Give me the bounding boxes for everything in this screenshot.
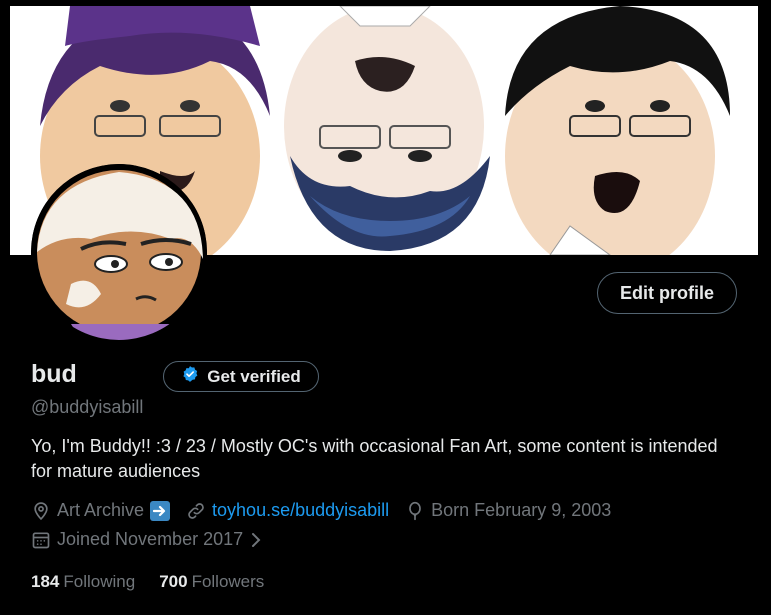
get-verified-label: Get verified	[207, 366, 301, 386]
following-link[interactable]: 184 Following	[31, 572, 135, 592]
followers-link[interactable]: 700 Followers	[159, 572, 264, 592]
link-icon	[186, 501, 206, 521]
verified-badge-icon	[181, 365, 199, 388]
website-link[interactable]: toyhou.se/buddyisabill	[212, 500, 389, 521]
location-text: Art Archive	[57, 500, 145, 520]
edit-profile-button[interactable]: Edit profile	[597, 272, 737, 314]
following-label: Following	[63, 572, 136, 591]
chevron-right-icon	[249, 532, 263, 548]
website-item: toyhou.se/buddyisabill	[186, 500, 389, 521]
birthday-item: Born February 9, 2003	[405, 500, 611, 521]
profile-avatar[interactable]	[31, 164, 207, 340]
joined-text: Joined November 2017	[57, 529, 244, 549]
following-count: 184	[31, 572, 60, 591]
follow-stats: 184 Following 700 Followers	[31, 572, 288, 592]
followers-label: Followers	[191, 572, 265, 591]
balloon-icon	[405, 501, 425, 521]
get-verified-button[interactable]: Get verified	[163, 361, 319, 392]
joined-item[interactable]: Joined November 2017	[31, 529, 263, 550]
profile-meta-row: Art Archive toyhou.se/buddyisabill Born …	[31, 500, 627, 521]
display-name: bud	[31, 360, 77, 388]
calendar-icon	[31, 530, 51, 550]
profile-meta-row-2: Joined November 2017	[31, 529, 279, 550]
location-pin-icon	[31, 501, 51, 521]
location-item: Art Archive	[31, 500, 171, 521]
user-handle: @buddyisabill	[31, 397, 144, 417]
followers-count: 700	[159, 572, 188, 591]
right-arrow-emoji-icon	[150, 500, 171, 521]
birthday-text: Born February 9, 2003	[431, 500, 612, 520]
profile-bio: Yo, I'm Buddy!! :3 / 23 / Mostly OC's wi…	[31, 436, 718, 481]
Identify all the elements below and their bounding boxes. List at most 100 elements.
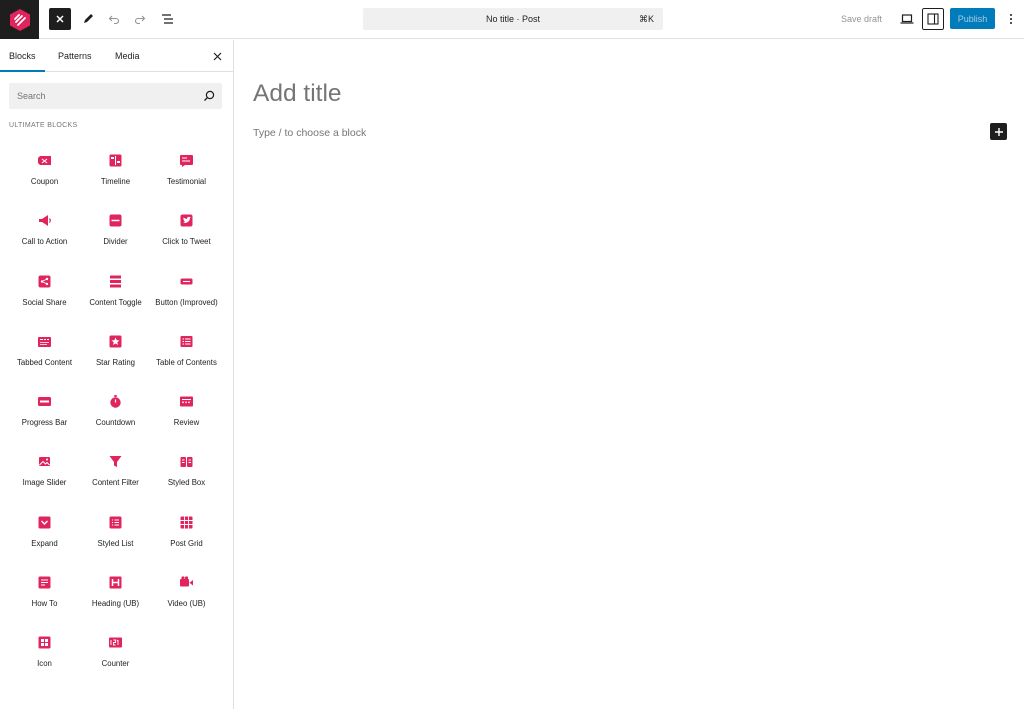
undo-icon	[108, 15, 120, 25]
block-item-label: Tabbed Content	[16, 357, 73, 367]
document-overview-button[interactable]	[156, 8, 178, 30]
block-item-content-filter[interactable]: Content Filter	[80, 444, 151, 504]
block-item-label: Content Toggle	[89, 297, 142, 307]
image-slider-icon	[37, 454, 52, 469]
video-icon	[179, 575, 194, 590]
block-item-icon[interactable]: Icon	[9, 625, 80, 685]
close-panel-button[interactable]	[210, 49, 224, 63]
block-item-testimonial[interactable]: Testimonial	[151, 143, 222, 203]
post-title-input[interactable]: Add title	[253, 80, 342, 108]
block-appender[interactable]: Type / to choose a block	[253, 127, 366, 139]
block-item-review[interactable]: Review	[151, 384, 222, 444]
sidebar-icon	[927, 13, 939, 25]
inserter-tabs: Blocks Patterns Media	[0, 40, 233, 72]
publish-button[interactable]: Publish	[950, 8, 995, 29]
block-item-divider[interactable]: Divider	[80, 203, 151, 263]
block-item-button-improved[interactable]: Button (Improved)	[151, 264, 222, 324]
shortcut-label: ⌘K	[638, 14, 654, 24]
redo-icon	[134, 15, 146, 25]
block-item-tabbed-content[interactable]: Tabbed Content	[9, 324, 80, 384]
block-item-call-to-action[interactable]: Call to Action	[9, 203, 80, 263]
block-item-expand[interactable]: Expand	[9, 505, 80, 565]
block-item-label: Heading (UB)	[91, 599, 140, 609]
block-inserter-panel: Blocks Patterns Media ULTIMATE BLOCKS Co…	[0, 40, 234, 709]
twitter-icon	[179, 213, 194, 228]
block-item-content-toggle[interactable]: Content Toggle	[80, 264, 151, 324]
star-icon	[108, 334, 123, 349]
options-menu-button[interactable]	[1000, 8, 1022, 30]
filter-icon	[108, 454, 123, 469]
block-grid: Coupon Timeline Testimonial Call to Action D…	[9, 143, 222, 686]
close-icon	[56, 15, 64, 23]
search-input[interactable]	[9, 83, 199, 109]
site-logo[interactable]	[0, 0, 39, 39]
block-item-counter[interactable]: Counter	[80, 625, 151, 685]
tab-patterns[interactable]: Patterns	[58, 40, 92, 72]
styled-list-icon	[108, 515, 123, 530]
settings-sidebar-toggle[interactable]	[921, 7, 945, 31]
toggle-icon	[108, 274, 123, 289]
category-heading: ULTIMATE BLOCKS	[9, 122, 78, 129]
how-to-icon	[37, 575, 52, 590]
close-inserter-button[interactable]	[49, 8, 71, 30]
site-logo-icon	[9, 8, 30, 31]
heading-icon	[108, 575, 123, 590]
block-item-label: Expand	[31, 538, 58, 548]
block-item-label: Progress Bar	[21, 418, 68, 428]
block-item-progress-bar[interactable]: Progress Bar	[9, 384, 80, 444]
block-item-star-rating[interactable]: Star Rating	[80, 324, 151, 384]
block-item-label: Image Slider	[22, 478, 67, 488]
block-item-label: Timeline	[100, 177, 131, 186]
tab-blocks[interactable]: Blocks	[0, 40, 45, 72]
button-icon	[179, 274, 194, 289]
testimonial-icon	[179, 153, 194, 168]
block-item-label: Button (Improved)	[155, 297, 218, 307]
progress-bar-icon	[37, 394, 52, 409]
block-item-label: Countdown	[95, 418, 136, 428]
tabs-icon	[37, 334, 52, 349]
share-icon	[37, 274, 52, 289]
review-icon	[179, 394, 194, 409]
document-title-label: No title · Post	[485, 14, 541, 24]
block-search	[9, 83, 222, 109]
icon-block-icon	[37, 635, 52, 650]
block-item-table-of-contents[interactable]: Table of Contents	[151, 324, 222, 384]
editor-header: No title · Post ⌘K Save draft Publish	[0, 0, 1024, 39]
block-item-label: Video (UB)	[167, 599, 206, 609]
block-item-label: How To	[31, 599, 58, 609]
block-item-image-slider[interactable]: Image Slider	[9, 444, 80, 504]
save-draft-button[interactable]: Save draft	[833, 8, 890, 30]
block-item-label: Counter	[101, 659, 130, 669]
redo-button[interactable]	[129, 8, 151, 30]
block-item-label: Social Share	[22, 297, 67, 307]
block-item-label: Testimonial	[167, 177, 206, 186]
timeline-icon	[108, 153, 123, 168]
divider-icon	[108, 213, 123, 228]
block-item-timeline[interactable]: Timeline	[80, 143, 151, 203]
preview-button[interactable]	[896, 8, 918, 30]
coupon-icon	[37, 153, 52, 168]
block-item-post-grid[interactable]: Post Grid	[151, 505, 222, 565]
add-block-button[interactable]	[990, 123, 1007, 140]
block-item-video-ub[interactable]: Video (UB)	[151, 565, 222, 625]
block-item-how-to[interactable]: How To	[9, 565, 80, 625]
block-item-social-share[interactable]: Social Share	[9, 264, 80, 324]
block-item-click-to-tweet[interactable]: Click to Tweet	[151, 203, 222, 263]
block-item-label: Review	[173, 418, 200, 428]
block-item-styled-box[interactable]: Styled Box	[151, 444, 222, 504]
command-palette-button[interactable]: No title · Post ⌘K	[363, 8, 663, 30]
tab-media[interactable]: Media	[115, 40, 140, 72]
toc-icon	[179, 334, 194, 349]
tools-button[interactable]	[77, 8, 99, 30]
block-item-countdown[interactable]: Countdown	[80, 384, 151, 444]
block-item-label: Divider	[103, 237, 128, 247]
post-grid-icon	[179, 515, 194, 530]
undo-button[interactable]	[103, 8, 125, 30]
block-item-coupon[interactable]: Coupon	[9, 143, 80, 203]
editor-canvas: Add title Type / to choose a block	[234, 40, 1024, 709]
desktop-icon	[900, 14, 914, 24]
block-item-styled-list[interactable]: Styled List	[80, 505, 151, 565]
block-item-heading-ub[interactable]: Heading (UB)	[80, 565, 151, 625]
plus-icon	[994, 127, 1003, 136]
more-vertical-icon	[1010, 14, 1012, 24]
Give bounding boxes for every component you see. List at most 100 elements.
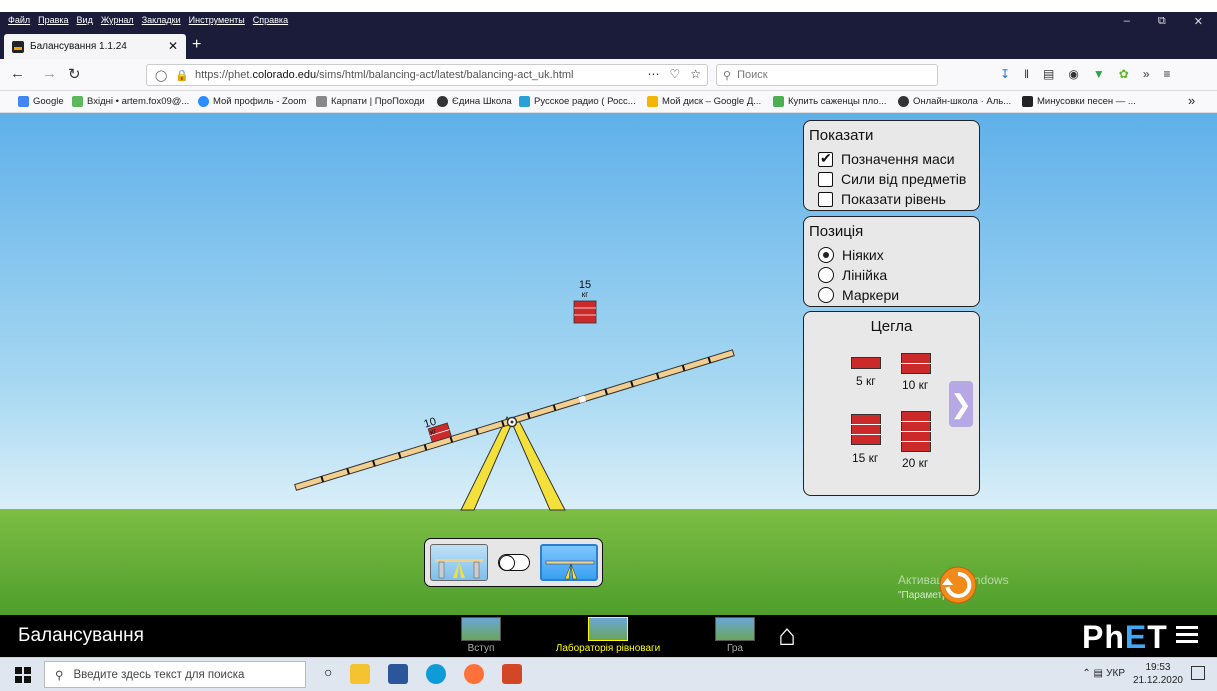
bricks-panel-title: Цегла (870, 318, 913, 335)
radio-icon[interactable] (818, 267, 834, 283)
firefox-icon[interactable] (464, 664, 485, 684)
reload-icon[interactable]: ↻ (68, 65, 81, 83)
new-tab-button[interactable]: + (192, 36, 201, 54)
menu-hamburger-icon[interactable] (1176, 626, 1198, 647)
taskbar-search-input[interactable]: ⚲ Введите здесь текст для поиска (44, 661, 306, 688)
supports-off-icon[interactable] (540, 544, 598, 581)
brick-5kg-icon[interactable] (851, 357, 881, 371)
shield-icon: ◯ (155, 69, 168, 82)
bookmark-plants[interactable]: Купить саженцы пло... (773, 96, 887, 107)
notification-icon[interactable] (1191, 666, 1205, 680)
checkbox-icon[interactable] (818, 171, 833, 187)
minimize-button[interactable]: – (1124, 15, 1130, 28)
restore-button[interactable]: ⧉ (1158, 15, 1166, 28)
screen-game-button[interactable]: Гра (700, 617, 770, 654)
extension-shield-icon[interactable]: ▼ (1093, 67, 1105, 81)
close-window-button[interactable]: ✕ (1194, 15, 1203, 28)
tab-title: Балансування 1.1.24 (30, 41, 127, 52)
bookmark-zoom[interactable]: Мой профиль - Zoom (198, 96, 306, 107)
radio-selected-icon[interactable] (818, 247, 834, 263)
reset-all-button[interactable] (938, 565, 978, 605)
page-actions-icon[interactable]: ⋯ (647, 67, 659, 81)
brick-15kg-icon[interactable] (851, 414, 881, 446)
phet-favicon-icon (12, 40, 24, 53)
file-explorer-icon[interactable] (350, 664, 371, 684)
phet-logo[interactable]: PhET (1082, 619, 1168, 656)
tab-close-icon[interactable]: ✕ (168, 39, 178, 53)
brick-10kg-icon[interactable] (901, 353, 931, 375)
toggle-switch[interactable] (498, 554, 530, 571)
next-page-chevron-icon[interactable]: ❯ (949, 381, 973, 427)
menu-help[interactable]: Справка (253, 15, 288, 25)
position-markers-radio[interactable]: Маркери (818, 287, 899, 303)
library-icon[interactable]: ‖ (1024, 67, 1029, 81)
level-checkbox[interactable]: Показати рівень (818, 191, 946, 207)
screen-lab-button[interactable]: Лабораторія рівноваги (544, 617, 672, 654)
tab-strip: Балансування 1.1.24 ✕ + (0, 34, 1217, 59)
clock[interactable]: 19:53 21.12.2020 (1133, 661, 1183, 687)
pocket-icon[interactable]: ♡ (669, 67, 680, 81)
tab-balancing-act[interactable]: Балансування 1.1.24 ✕ (4, 34, 186, 59)
sidebar-icon[interactable]: ▤ (1043, 67, 1054, 81)
overflow-icon[interactable]: » (1143, 67, 1150, 81)
position-ruler-radio[interactable]: Лінійка (818, 267, 887, 283)
brick-15kg-falling[interactable] (573, 300, 597, 324)
intro-thumbnail-icon (461, 617, 501, 641)
url-bar[interactable]: ◯ 🔒 https://phet. colorado.edu/sims/html/… (146, 64, 708, 86)
supports-on-icon[interactable] (430, 544, 488, 581)
checkbox-icon[interactable] (818, 191, 833, 207)
edge-icon[interactable] (426, 664, 447, 684)
menu-bookmarks[interactable]: Закладки (142, 15, 181, 25)
windows-start-icon[interactable] (15, 667, 31, 683)
search-icon: ⚲ (55, 669, 64, 682)
account-icon[interactable]: ◉ (1068, 67, 1078, 81)
menu-edit[interactable]: Правка (38, 15, 68, 25)
mass-labels-checkbox[interactable]: Позначення маси (818, 150, 955, 167)
game-thumbnail-icon (715, 617, 755, 641)
extension-leaf-icon[interactable]: ✿ (1119, 67, 1129, 81)
radio-icon[interactable] (818, 287, 834, 303)
fulcrum-right-leg (511, 416, 566, 511)
menu-history[interactable]: Журнал (101, 15, 134, 25)
show-panel-title: Показати (809, 127, 874, 144)
task-view-icon[interactable]: ○ (324, 664, 332, 684)
search-input[interactable]: ⚲ Поиск (716, 64, 938, 86)
forces-checkbox[interactable]: Сили від предметів (818, 171, 966, 187)
bookmark-drive[interactable]: Мой диск – Google Д... (647, 96, 761, 107)
bookmark-karpaty[interactable]: Карпати | ПроПоходи (316, 96, 425, 107)
plank[interactable] (291, 337, 735, 491)
url-prefix: https://phet. (195, 69, 253, 81)
lock-icon: 🔒 (175, 69, 190, 82)
bookmarks-more[interactable]: » (1188, 93, 1195, 108)
checkbox-checked-icon[interactable] (818, 150, 833, 167)
position-panel: Позиція Ніяких Лінійка Маркери (803, 216, 980, 307)
menu-view[interactable]: Вид (77, 15, 93, 25)
position-none-radio[interactable]: Ніяких (818, 247, 884, 263)
back-icon[interactable]: ← (10, 65, 25, 82)
forward-icon[interactable]: → (42, 65, 57, 82)
bookmark-inbox[interactable]: Вхідні • artem.fox09@... (72, 96, 189, 107)
language-indicator[interactable]: УКР (1106, 668, 1125, 679)
powerpoint-icon[interactable] (502, 664, 523, 684)
home-icon[interactable]: ⌂ (778, 619, 796, 653)
menu-file[interactable]: Файл (8, 15, 30, 25)
menu-bar: Файл Правка Вид Журнал Закладки Инструме… (0, 12, 1217, 34)
download-icon[interactable]: ↧ (1000, 67, 1010, 81)
screen-intro-button[interactable]: Вступ (446, 617, 516, 654)
bookmark-star-icon[interactable]: ☆ (690, 67, 701, 81)
bookmark-minus[interactable]: Минусовки песен — ... (1022, 96, 1136, 107)
menu-items: Файл Правка Вид Журнал Закладки Инструме… (8, 15, 288, 25)
bookmark-online-school[interactable]: Онлайн-школа · Аль... (898, 96, 1011, 107)
brick-20kg-label: 20 кг (902, 456, 929, 470)
tray-expand-icon[interactable]: ⌃ ▤ (1082, 668, 1103, 679)
menu-tools[interactable]: Инструменты (189, 15, 245, 25)
bookmark-school[interactable]: Єдина Школа (437, 96, 512, 107)
sim-navigation-bar: Балансування Вступ Лабораторія рівноваги… (0, 615, 1217, 657)
brick-20kg-icon[interactable] (901, 411, 931, 453)
word-icon[interactable] (388, 664, 409, 684)
search-icon: ⚲ (723, 69, 732, 82)
bookmark-google[interactable]: Google (18, 96, 64, 107)
bookmark-radio[interactable]: Русское радио ( Росс... (519, 96, 636, 107)
seesaw-scene: 15 кг 10 кг (291, 279, 735, 511)
app-menu-icon[interactable]: ≡ (1164, 67, 1171, 81)
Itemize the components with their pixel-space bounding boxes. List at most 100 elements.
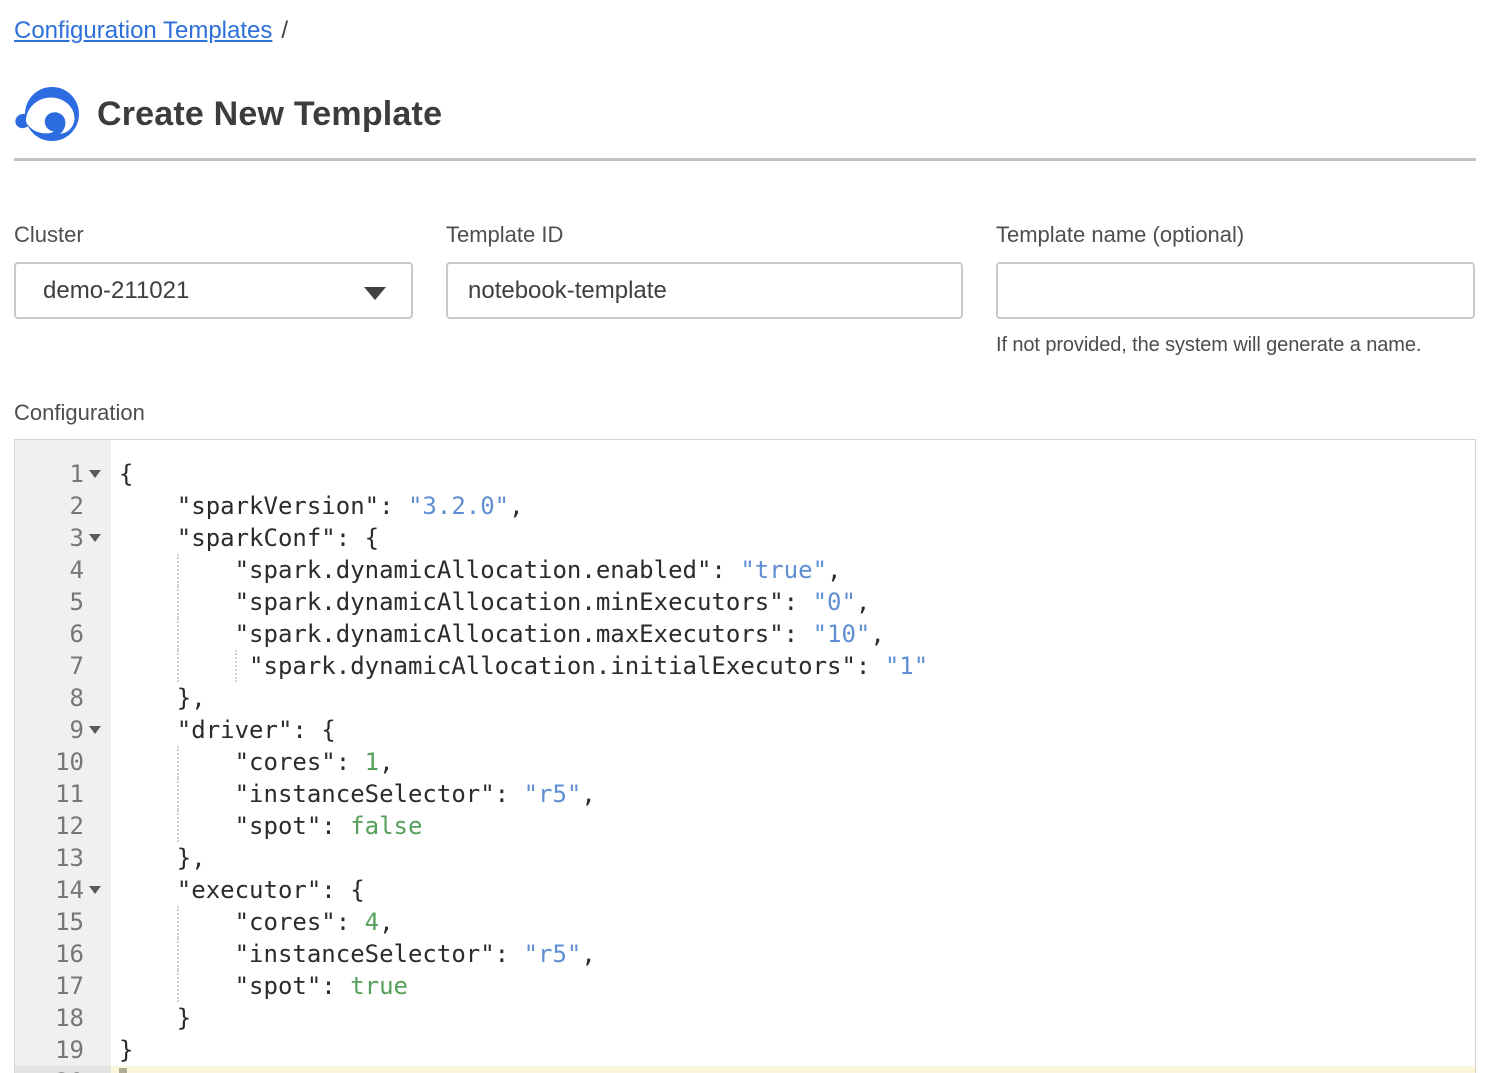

## Problem to work on:
Rewrite everything in the records from the line containing "bricks-panel-title: Цегла (870, 318, 913, 335)" down to the line containing "menu-hamburger-icon[interactable] (1176, 626, 1198, 647)", replacing "reload-icon" with "refresh-icon" and keeping all else unchanged.

## Task solution:
bricks-panel-title: Цегла (870, 318, 913, 335)
radio-icon[interactable] (818, 267, 834, 283)
firefox-icon[interactable] (464, 664, 485, 684)
refresh-icon[interactable]: ↻ (68, 65, 81, 83)
new-tab-button[interactable]: + (192, 36, 201, 54)
menu-hamburger-icon[interactable] (1176, 626, 1198, 647)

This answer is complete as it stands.